● Directive
Continue the committee speech on repealing miscellaneous tax reliefs from where it stops, not the listing that follows it.

● Page
>>>

I hope not to take too much of the Committee’s time, notwithstanding the fact that the clause and the schedule deal with a number of repeals of miscellaneous reliefs following the Office of Tax Simplification review of reliefs.
On reading the background notes, I immediately spotted the word “nationalisation” and wondered whether something was being slipped in that I ought to take a closer look at. However, it turned out to be something fairly innocuous in relation to exemption of stamp duty for instruments connected with nationalisation schemes.
The clause goes through in some detail a number of what ought, as I understand it, to be tidying up arrangements. I was surprised by some of the things that I found. I had no idea, for example, that a previous Labour Government had introduced a scheme whereby, on certain designated days, people who cycled to work were able to have their breakfast provided courtesy of their employer without incurring any liability for tax. That is now to be repealed.

<<<

● Given entries

>>>

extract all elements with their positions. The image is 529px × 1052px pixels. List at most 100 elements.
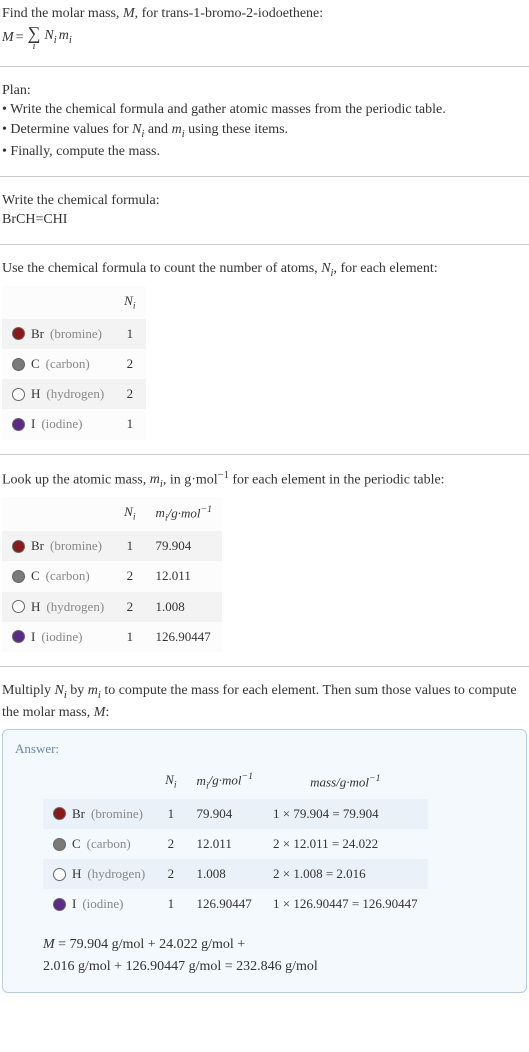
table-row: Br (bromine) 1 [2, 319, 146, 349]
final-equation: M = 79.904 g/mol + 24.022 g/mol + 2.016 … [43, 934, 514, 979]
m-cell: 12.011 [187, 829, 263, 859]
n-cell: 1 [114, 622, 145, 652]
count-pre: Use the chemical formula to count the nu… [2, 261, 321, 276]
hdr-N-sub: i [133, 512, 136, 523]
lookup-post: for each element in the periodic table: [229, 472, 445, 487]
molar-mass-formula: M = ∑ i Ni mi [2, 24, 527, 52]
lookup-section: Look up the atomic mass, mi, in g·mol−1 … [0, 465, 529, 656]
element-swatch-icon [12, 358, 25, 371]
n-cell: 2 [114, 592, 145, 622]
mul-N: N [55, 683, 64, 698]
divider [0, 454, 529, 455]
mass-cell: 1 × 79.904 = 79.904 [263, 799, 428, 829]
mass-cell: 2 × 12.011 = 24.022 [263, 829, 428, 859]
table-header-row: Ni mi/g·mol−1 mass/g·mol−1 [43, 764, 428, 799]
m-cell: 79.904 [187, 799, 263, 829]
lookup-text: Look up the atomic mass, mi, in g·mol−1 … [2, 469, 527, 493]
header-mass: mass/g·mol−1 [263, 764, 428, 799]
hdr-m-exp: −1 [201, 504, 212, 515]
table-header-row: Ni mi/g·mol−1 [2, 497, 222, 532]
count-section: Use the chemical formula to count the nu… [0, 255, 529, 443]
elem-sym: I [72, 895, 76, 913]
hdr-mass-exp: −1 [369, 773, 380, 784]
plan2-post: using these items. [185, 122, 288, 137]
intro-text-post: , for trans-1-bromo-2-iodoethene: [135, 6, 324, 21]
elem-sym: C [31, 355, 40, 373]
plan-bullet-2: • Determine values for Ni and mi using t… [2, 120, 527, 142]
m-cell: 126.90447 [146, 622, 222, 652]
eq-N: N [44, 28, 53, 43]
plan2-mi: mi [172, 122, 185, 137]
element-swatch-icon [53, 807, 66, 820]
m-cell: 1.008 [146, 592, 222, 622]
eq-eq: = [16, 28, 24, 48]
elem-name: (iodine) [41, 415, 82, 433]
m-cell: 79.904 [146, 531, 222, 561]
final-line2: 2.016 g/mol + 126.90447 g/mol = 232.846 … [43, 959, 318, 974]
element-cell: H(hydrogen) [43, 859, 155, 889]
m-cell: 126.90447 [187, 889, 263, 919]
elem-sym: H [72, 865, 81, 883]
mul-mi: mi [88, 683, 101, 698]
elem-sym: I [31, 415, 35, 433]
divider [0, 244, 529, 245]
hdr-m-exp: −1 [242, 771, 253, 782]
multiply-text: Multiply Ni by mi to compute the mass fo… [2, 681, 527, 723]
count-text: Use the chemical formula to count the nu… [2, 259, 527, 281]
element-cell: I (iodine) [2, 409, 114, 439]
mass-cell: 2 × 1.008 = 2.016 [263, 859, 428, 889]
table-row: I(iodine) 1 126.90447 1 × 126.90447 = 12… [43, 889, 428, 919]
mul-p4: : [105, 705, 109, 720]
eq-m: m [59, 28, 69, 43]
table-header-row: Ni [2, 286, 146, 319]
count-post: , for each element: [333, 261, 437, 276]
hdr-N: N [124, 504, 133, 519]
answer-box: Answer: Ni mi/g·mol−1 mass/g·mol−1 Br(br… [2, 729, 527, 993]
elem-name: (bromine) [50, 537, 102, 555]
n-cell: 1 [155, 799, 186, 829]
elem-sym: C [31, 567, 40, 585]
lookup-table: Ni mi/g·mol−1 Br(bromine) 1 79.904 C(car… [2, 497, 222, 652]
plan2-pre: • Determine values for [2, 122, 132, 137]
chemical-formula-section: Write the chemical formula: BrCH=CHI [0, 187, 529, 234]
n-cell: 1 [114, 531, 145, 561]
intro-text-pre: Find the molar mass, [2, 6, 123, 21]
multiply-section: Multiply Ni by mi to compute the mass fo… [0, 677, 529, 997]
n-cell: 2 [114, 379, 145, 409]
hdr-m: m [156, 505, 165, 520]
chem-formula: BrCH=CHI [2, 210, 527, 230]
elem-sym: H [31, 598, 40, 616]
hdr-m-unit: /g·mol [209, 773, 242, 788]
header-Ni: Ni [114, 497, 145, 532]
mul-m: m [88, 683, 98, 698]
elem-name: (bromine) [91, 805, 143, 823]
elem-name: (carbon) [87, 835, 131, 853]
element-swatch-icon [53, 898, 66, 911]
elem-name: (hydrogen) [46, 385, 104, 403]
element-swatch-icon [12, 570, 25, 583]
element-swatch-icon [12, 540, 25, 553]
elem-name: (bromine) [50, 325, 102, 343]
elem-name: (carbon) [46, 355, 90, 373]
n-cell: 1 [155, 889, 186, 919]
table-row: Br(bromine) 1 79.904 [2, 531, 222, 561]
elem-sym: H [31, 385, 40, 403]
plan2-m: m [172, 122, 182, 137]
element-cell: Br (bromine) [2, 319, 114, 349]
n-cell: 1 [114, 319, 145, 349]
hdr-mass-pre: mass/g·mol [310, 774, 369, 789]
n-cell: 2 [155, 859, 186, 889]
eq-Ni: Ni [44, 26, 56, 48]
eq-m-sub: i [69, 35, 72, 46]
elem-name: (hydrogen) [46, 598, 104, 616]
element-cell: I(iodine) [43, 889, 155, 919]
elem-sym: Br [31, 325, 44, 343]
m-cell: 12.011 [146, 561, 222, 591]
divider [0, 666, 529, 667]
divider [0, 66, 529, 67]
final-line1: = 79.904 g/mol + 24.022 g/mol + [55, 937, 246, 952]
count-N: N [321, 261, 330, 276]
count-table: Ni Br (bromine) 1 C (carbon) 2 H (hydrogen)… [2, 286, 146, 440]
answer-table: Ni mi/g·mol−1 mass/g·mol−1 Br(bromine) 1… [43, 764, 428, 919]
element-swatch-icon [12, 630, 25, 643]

<<<
>>>

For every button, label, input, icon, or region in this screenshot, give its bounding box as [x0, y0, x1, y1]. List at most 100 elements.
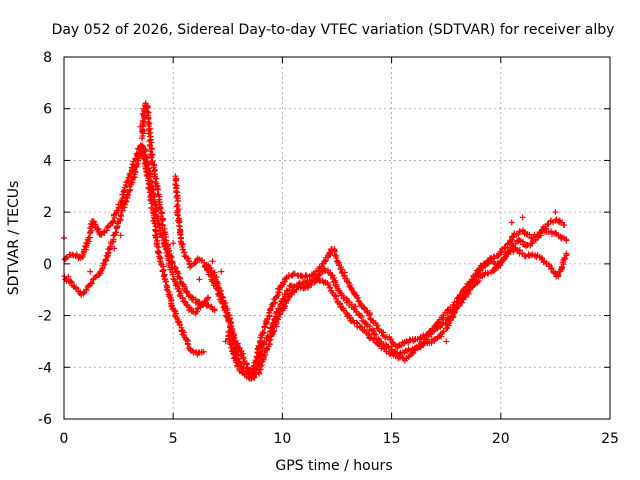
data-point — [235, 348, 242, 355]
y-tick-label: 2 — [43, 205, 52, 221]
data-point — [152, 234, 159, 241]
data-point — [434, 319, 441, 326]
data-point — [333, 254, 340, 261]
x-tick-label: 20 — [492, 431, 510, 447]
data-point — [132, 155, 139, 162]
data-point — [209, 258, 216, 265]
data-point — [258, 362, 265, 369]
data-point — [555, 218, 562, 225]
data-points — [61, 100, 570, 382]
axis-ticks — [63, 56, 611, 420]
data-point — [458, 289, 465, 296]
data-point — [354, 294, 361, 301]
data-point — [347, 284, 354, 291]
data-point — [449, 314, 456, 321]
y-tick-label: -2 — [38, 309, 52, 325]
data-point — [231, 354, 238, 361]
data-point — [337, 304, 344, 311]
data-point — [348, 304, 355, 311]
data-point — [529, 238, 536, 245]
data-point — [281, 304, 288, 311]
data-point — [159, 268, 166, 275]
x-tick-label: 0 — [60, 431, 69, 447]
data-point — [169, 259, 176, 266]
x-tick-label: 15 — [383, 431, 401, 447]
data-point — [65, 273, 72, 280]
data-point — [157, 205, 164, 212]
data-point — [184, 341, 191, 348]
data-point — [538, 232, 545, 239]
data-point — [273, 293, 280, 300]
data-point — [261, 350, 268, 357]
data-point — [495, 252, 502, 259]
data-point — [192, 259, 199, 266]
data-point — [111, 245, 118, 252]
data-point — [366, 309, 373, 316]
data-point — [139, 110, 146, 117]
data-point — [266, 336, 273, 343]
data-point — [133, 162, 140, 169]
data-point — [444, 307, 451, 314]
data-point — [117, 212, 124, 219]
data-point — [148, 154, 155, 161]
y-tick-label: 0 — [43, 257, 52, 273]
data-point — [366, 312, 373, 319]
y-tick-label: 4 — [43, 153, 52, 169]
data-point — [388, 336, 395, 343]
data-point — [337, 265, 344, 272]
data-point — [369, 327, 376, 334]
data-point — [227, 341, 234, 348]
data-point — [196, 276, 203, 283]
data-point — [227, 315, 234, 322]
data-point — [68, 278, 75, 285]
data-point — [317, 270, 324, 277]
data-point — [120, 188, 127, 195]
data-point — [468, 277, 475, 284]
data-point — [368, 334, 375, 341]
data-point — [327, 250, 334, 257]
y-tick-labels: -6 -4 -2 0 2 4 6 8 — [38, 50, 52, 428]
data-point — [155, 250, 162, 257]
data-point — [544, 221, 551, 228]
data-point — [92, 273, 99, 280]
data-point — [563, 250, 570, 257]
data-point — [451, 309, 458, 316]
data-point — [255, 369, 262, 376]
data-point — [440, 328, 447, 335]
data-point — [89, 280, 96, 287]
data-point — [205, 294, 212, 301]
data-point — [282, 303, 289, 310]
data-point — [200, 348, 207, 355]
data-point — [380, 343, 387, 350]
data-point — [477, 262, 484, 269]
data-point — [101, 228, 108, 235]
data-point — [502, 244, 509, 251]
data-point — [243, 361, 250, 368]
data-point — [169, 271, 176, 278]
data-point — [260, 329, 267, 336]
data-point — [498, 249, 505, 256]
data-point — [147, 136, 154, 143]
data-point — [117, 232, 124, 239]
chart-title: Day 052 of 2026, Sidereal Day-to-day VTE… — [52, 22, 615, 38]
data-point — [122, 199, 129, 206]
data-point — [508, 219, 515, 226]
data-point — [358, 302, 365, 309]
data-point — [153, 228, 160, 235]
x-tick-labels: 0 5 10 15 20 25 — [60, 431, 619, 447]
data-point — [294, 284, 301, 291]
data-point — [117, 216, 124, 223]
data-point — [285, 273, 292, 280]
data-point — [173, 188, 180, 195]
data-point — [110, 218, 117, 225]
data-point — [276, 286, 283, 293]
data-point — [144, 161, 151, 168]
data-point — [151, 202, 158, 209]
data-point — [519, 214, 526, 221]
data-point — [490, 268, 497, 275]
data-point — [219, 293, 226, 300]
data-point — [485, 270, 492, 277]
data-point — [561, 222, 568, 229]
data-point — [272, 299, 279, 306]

<<<

● Reply to the task
I understand from the background notes and the information provided that very few people took up the option of a cyclist’s breakfast and in the consultation process no one suggested that that particular section ought not to be repealed. Perhaps the Minister will think differently, and perhaps hon. Members will say whether they have ever taken up that opportunity to have a cyclist’s breakfast, six of which they were entitled to during the course of the year.
Another tucked-away item is a reduction for meal vouchers. Perhaps the Minister will spell out exactly what that particular repeal will mean for people who currently receive such vouchers from their employer. On black beer, which I know has been raised in the Chamber on occasions, there has been concern about the way in which that is dealt with in the Alcoholic Liquor Duties Act 1979. Paragraph 51(2)(a) amends the definition of beer by removing the exclusion for black beer, making black beer liable to excise duty.
Mr Bone, I do not always simply talk about alcohol. I hope people will not think that as I move on to Angostura bitters. Paragraph 52(1) repeals section 1(7) and section 6 of the aforesaid Act, which deems Angostura bitters not to be spirits for certain duty purposes. Will the Minister clarify the situation that will arise as a result of that?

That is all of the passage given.